* _AIM OF THE TASK_:
Restate each line word for word. Leave out every picture.

* _RECORDS FOR THE EXERCISE_:

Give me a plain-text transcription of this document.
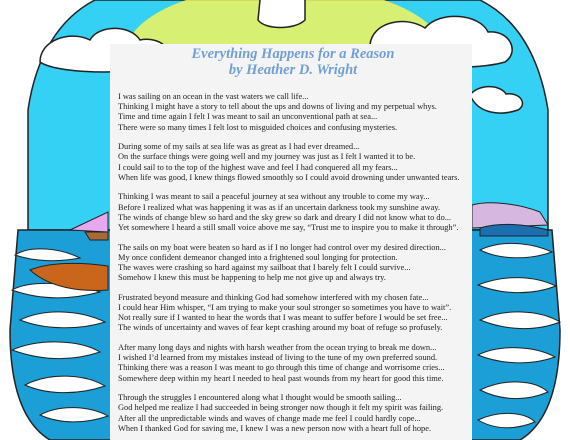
Everything Happens for a Reason
by Heather D. Wright
I was sailing on an ocean in the vast waters we call life...
Thinking I might have a story to tell about the ups and downs of living and my perpetual whys.
Time and time again I felt I was meant to sail an unconventional path at sea...
There were so many times I felt lost to misguided choices and confusing mysteries.
During some of my sails at sea life was as great as I had ever dreamed...
On the surface things were going well and my journey was just as I felt I wanted it to be.
I could sail to to the top of the highest wave and feel I had conquered all my fears...
When life was good, I knew things flowed smoothly so I could avoid drowning under unwanted tears.
Thinking I was meant to sail a peaceful journey at sea without any trouble to come my way...
Before I realized what was happening it was as if an uncertain darkness took my sunshine away.
The winds of change blew so hard and the sky grew so dark and dreary I did not know what to do...
Yet somewhere I heard a still small voice above me say, “Trust me to inspire you to make it through”.
The sails on my boat were beaten so hard as if I no longer had control over my desired direction...
My once confident demeanor changed into a frightened soul longing for protection.
The waves were crashing so hard against my sailboat that I barely felt I could survive...
Somehow I knew this must be happening to help me not give up and always try.
Frustrated beyond measure and thinking God had somehow interfered with my chosen fate...
I could hear Him whisper, “I am trying to make your soul stronger so sometimes you have to wait”.
Not really sure if I wanted to hear the words that I was meant to suffer before I would be set free...
The winds of uncertainty and waves of fear kept crashing around my boat of refuge so profusely.
After many long days and nights with harsh weather from the ocean trying to break me down...
I wished I’d learned from my mistakes instead of living to the tune of my own preferred sound.
Thinking there was a reason I was meant to go through this time of change and worrisome cries...
Somewhere deep within my heart I needed to heal past wounds from my heart for good this time.
Through the struggles I encountered along what I thought would be smooth sailing...
God helped me realize I had succeeded in being stronger now though it felt my spirit was failing.
After all the unpredictable winds and waves of change made me feel I could hardly cope...
When I thanked God for saving me, I knew I was a new person now with a heart full of hope.
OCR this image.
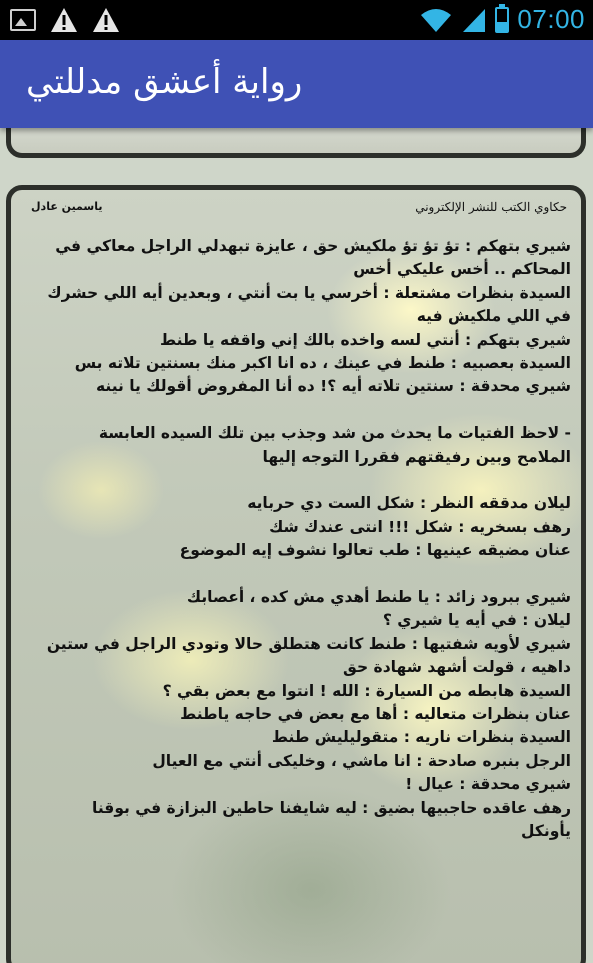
07:00
رواية أعشق مدللتي
ياسمين عادل	حكاوي الكتب للنشر الإلكتروني

شيري بتهكم : تؤ تؤ تؤ ملكيش حق ، عايزة تبهدلي الراجل معاكي في

المحاكم .. أخس عليكي أخس

السيدة بنظرات مشتعلة : أخرسي يا بت أنتي ، وبعدين أيه اللي حشرك

في اللي ملكيش فيه

شيري بتهكم : أنتي لسه واخده بالك إني واقفه يا طنط

السيدة بعصبيه : طنط في عينك ، ده انا اكبر منك بسنتين تلاته بس

شيري محدقة : سنتين تلاته أيه ؟! ده أنا المفروض أقولك يا نينه

- لاحظ الفتيات ما يحدث من شد وجذب بين تلك السيده العابسة

الملامح وبين رفيقتهم فقررا التوجه إليها

ليلان مدققه النظر : شكل الست دي حربايه

رهف بسخريه : شكل !!! انتى عندك شك

عنان مضيقه عينيها : طب تعالوا نشوف إيه الموضوع

شيري ببرود زائد : يا طنط أهدي مش كده ، أعصابك

ليلان : في أيه يا شيري ؟

شيري لأويه شفتيها : طنط كانت هتطلق حالا وتودي الراجل في ستين

داهيه ، قولت أشهد شهادة حق

السيدة هابطه من السيارة : الله ! انتوا مع بعض بقي ؟

عنان بنظرات متعاليه : أها مع بعض في حاجه ياطنط

السيدة بنظرات ناريه : متقوليليش طنط

الرجل بنبره صادحة : انا ماشي ، وخليكى أنتي مع العيال

شيري محدقة : عيال !

رهف عاقده حاجبيها بضيق : ليه شايفنا حاطين البزازة في بوقنا

يأونكل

* _FULL OUTPUT_:
Give me a plain-text transcription of this document.
Everything Happens for a Reason
by Heather D. Wright
I was sailing on an ocean in the vast waters we call life...
Thinking I might have a story to tell about the ups and downs of living and my perpetual whys.
Time and time again I felt I was meant to sail an unconventional path at sea...
There were so many times I felt lost to misguided choices and confusing mysteries.
During some of my sails at sea life was as great as I had ever dreamed...
On the surface things were going well and my journey was just as I felt I wanted it to be.
I could sail to to the top of the highest wave and feel I had conquered all my fears...
When life was good, I knew things flowed smoothly so I could avoid drowning under unwanted tears.
Thinking I was meant to sail a peaceful journey at sea without any trouble to come my way...
Before I realized what was happening it was as if an uncertain darkness took my sunshine away.
The winds of change blew so hard and the sky grew so dark and dreary I did not know what to do...
Yet somewhere I heard a still small voice above me say, “Trust me to inspire you to make it through”.
The sails on my boat were beaten so hard as if I no longer had control over my desired direction...
My once confident demeanor changed into a frightened soul longing for protection.
The waves were crashing so hard against my sailboat that I barely felt I could survive...
Somehow I knew this must be happening to help me not give up and always try.
Frustrated beyond measure and thinking God had somehow interfered with my chosen fate...
I could hear Him whisper, “I am trying to make your soul stronger so sometimes you have to wait”.
Not really sure if I wanted to hear the words that I was meant to suffer before I would be set free...
The winds of uncertainty and waves of fear kept crashing around my boat of refuge so profusely.
After many long days and nights with harsh weather from the ocean trying to break me down...
I wished I’d learned from my mistakes instead of living to the tune of my own preferred sound.
Thinking there was a reason I was meant to go through this time of change and worrisome cries...
Somewhere deep within my heart I needed to heal past wounds from my heart for good this time.
Through the struggles I encountered along what I thought would be smooth sailing...
God helped me realize I had succeeded in being stronger now though it felt my spirit was failing.
After all the unpredictable winds and waves of change made me feel I could hardly cope...
When I thanked God for saving me, I knew I was a new person now with a heart full of hope.
OCR this image.
07:00
رواية أعشق مدللتي
ياسمين عادل	حكاوي الكتب للنشر الإلكتروني

شيري بتهكم : تؤ تؤ تؤ ملكيش حق ، عايزة تبهدلي الراجل معاكي في

المحاكم .. أخس عليكي أخس

السيدة بنظرات مشتعلة : أخرسي يا بت أنتي ، وبعدين أيه اللي حشرك

في اللي ملكيش فيه

شيري بتهكم : أنتي لسه واخده بالك إني واقفه يا طنط

السيدة بعصبيه : طنط في عينك ، ده انا اكبر منك بسنتين تلاته بس

شيري محدقة : سنتين تلاته أيه ؟! ده أنا المفروض أقولك يا نينه

- لاحظ الفتيات ما يحدث من شد وجذب بين تلك السيده العابسة

الملامح وبين رفيقتهم فقررا التوجه إليها

ليلان مدققه النظر : شكل الست دي حربايه

رهف بسخريه : شكل !!! انتى عندك شك

عنان مضيقه عينيها : طب تعالوا نشوف إيه الموضوع

شيري ببرود زائد : يا طنط أهدي مش كده ، أعصابك

ليلان : في أيه يا شيري ؟

شيري لأويه شفتيها : طنط كانت هتطلق حالا وتودي الراجل في ستين

داهيه ، قولت أشهد شهادة حق

السيدة هابطه من السيارة : الله ! انتوا مع بعض بقي ؟

عنان بنظرات متعاليه : أها مع بعض في حاجه ياطنط

السيدة بنظرات ناريه : متقوليليش طنط

الرجل بنبره صادحة : انا ماشي ، وخليكى أنتي مع العيال

شيري محدقة : عيال !

رهف عاقده حاجبيها بضيق : ليه شايفنا حاطين البزازة في بوقنا

يأونكل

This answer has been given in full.